## Given text
--- START ---
BBC exposes Indian propaganda warfare against Pakistan for last 15 years

ISLAMABAD: A dead professor and numerous defunct organisations were resurrected and used alongside at least 750 fake media outlets in a vast 15-year global disinformation campaign to serve Indian interests, a new investigation has revealed. The man whose identity was stolen was regarded as one of the founding fathers of international human rights law, who died aged 92 in 2006.

"It is the largest network we have exposed," said Alexandre Alaphilippe, executive director of EU DisinfoLab, which undertook the investigation and published an extensive report on Wednesday, BBC reported.

The network was designed primarily to "discredit Pakistan internationally" and influence decision-making at the UN Human Rights Council (UNHRC) and European Parliament, EU DisinfoLab said. EU DisinfoLab partially exposed the network last year but now says the operation is much larger and more resilient than it first suspected.

The network relies heavily on amplifying content produced on fake media outlets with the help of Asian News International (ANI) - India’s largest wire service, and a key focus of the investigation.

The EU DisinfoLab researchers, who are based in Brussels, believe the network’s purpose is to disseminate propaganda against India’s neighbour and rival Pakistan. Last year, the researchers uncovered 265 pro-Indian sites operating across 65 countries, and traced them back to a Delhi-based Indian holding company, the Srivastava Group (SG).
--- END ---
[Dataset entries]
--- START ---
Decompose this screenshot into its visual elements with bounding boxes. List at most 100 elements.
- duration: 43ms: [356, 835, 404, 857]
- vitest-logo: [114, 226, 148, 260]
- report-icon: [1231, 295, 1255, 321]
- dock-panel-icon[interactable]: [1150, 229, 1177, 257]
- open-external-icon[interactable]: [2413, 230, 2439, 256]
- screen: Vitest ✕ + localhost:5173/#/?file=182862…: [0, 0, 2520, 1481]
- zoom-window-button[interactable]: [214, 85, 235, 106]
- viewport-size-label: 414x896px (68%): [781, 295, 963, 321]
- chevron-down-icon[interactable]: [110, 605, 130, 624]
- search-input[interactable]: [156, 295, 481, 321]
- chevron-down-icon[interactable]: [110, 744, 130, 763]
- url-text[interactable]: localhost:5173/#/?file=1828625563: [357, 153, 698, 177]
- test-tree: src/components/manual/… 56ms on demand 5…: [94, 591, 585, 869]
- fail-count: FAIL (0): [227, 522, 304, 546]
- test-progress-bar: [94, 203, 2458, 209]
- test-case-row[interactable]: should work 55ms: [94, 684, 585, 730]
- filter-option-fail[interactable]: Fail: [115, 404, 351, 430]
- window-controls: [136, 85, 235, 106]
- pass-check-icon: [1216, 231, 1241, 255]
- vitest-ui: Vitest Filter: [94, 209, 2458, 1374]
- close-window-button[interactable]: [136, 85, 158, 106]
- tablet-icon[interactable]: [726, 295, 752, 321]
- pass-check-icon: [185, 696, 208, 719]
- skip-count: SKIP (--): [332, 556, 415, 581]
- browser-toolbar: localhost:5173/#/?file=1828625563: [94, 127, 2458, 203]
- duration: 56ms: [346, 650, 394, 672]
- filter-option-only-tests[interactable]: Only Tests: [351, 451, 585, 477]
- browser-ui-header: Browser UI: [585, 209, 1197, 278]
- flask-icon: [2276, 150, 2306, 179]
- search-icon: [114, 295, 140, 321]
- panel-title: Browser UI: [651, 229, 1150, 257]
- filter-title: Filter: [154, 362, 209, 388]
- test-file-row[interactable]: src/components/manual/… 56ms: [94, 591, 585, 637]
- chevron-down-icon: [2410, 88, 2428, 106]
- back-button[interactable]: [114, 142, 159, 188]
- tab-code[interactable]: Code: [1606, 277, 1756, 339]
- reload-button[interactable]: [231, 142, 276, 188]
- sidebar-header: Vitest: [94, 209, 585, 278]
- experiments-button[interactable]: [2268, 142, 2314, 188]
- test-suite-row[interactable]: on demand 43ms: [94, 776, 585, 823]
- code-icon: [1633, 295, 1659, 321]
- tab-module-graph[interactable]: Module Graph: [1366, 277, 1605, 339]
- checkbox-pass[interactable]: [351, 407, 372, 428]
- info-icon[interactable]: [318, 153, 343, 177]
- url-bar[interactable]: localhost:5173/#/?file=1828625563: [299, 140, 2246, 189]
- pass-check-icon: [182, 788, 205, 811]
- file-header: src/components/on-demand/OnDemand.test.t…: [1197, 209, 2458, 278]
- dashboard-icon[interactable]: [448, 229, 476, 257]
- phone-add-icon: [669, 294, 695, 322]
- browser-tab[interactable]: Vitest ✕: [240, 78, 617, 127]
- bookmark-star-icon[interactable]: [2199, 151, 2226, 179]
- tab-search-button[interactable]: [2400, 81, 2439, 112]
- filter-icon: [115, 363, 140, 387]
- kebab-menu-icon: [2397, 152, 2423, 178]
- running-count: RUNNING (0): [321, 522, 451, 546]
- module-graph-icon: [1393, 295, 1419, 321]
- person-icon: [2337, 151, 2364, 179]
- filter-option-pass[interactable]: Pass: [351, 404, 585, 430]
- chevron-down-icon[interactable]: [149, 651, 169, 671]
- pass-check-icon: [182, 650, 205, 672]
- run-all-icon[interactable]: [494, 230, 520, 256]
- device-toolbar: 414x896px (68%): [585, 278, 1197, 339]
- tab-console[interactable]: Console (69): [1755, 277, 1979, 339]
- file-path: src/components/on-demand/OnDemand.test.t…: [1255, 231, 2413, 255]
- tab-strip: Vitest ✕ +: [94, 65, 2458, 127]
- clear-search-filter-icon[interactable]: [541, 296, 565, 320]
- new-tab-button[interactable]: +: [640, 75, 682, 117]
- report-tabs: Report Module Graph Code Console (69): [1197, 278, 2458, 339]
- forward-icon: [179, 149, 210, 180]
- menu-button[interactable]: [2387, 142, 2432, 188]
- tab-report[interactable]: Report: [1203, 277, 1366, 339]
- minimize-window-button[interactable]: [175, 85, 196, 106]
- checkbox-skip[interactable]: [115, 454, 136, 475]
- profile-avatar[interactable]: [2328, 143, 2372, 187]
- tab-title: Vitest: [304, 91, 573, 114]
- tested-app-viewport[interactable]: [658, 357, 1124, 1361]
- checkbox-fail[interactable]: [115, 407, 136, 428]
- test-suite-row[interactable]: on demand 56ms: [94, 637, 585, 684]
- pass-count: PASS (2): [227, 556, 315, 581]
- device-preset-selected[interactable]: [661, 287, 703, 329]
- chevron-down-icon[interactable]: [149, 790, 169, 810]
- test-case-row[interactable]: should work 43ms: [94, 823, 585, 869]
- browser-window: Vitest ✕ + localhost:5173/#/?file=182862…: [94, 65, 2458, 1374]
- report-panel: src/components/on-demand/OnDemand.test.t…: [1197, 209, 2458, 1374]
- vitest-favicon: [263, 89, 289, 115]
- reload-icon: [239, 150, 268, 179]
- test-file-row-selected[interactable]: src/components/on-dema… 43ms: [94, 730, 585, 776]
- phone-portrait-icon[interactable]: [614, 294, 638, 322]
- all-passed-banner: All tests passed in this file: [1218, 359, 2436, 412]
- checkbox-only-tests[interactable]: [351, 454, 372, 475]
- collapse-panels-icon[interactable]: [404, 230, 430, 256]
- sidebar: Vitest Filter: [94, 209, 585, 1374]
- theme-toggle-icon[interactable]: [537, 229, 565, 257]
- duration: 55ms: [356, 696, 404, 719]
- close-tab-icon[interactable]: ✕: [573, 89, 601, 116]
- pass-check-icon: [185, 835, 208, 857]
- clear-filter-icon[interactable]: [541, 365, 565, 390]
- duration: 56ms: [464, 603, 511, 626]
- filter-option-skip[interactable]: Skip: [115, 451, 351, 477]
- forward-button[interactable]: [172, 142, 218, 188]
--- END ---
## Exercise
Pick up the news article about the Indian disinformation network exposed by EU DisinfoLab and continue it from its last sentence.

## Answer below
Wednesday's report, titled Indian Chronicles, reveals that the operation, run by SG, is spread over at least 116 countries and has targeted members of the European Parliament and the United Nations - raising questions about how much EU and UN staff knew about SG's activities, and whether they could have done more to counter those activities, especially after last year's report.

Alaphilippe said the EU DisinfoLab researchers had never encountered such co-ordination between different stakeholders to spread disinformation. "During the last 15 years, and even after being exposed last year, the fact that this network managed to operate so effectively shows the sophistication and the drive of the actors behind Indian Chronicles," he said.

"You need more than a few computers to plan and sustain such an action," he said. Ben Nimmo, a disinformation network expert, said the uncovered network was "one of the most persistent and complex operations" he had seen, but he too was wary of attributing it to a specific actor.

Nimmo, who is director of investigations at digital monitoring firm Graphika, cited previous examples of privately-run large-scale troll operations. "Just because they're big, it doesn't necessarily mean they're directly run by the state.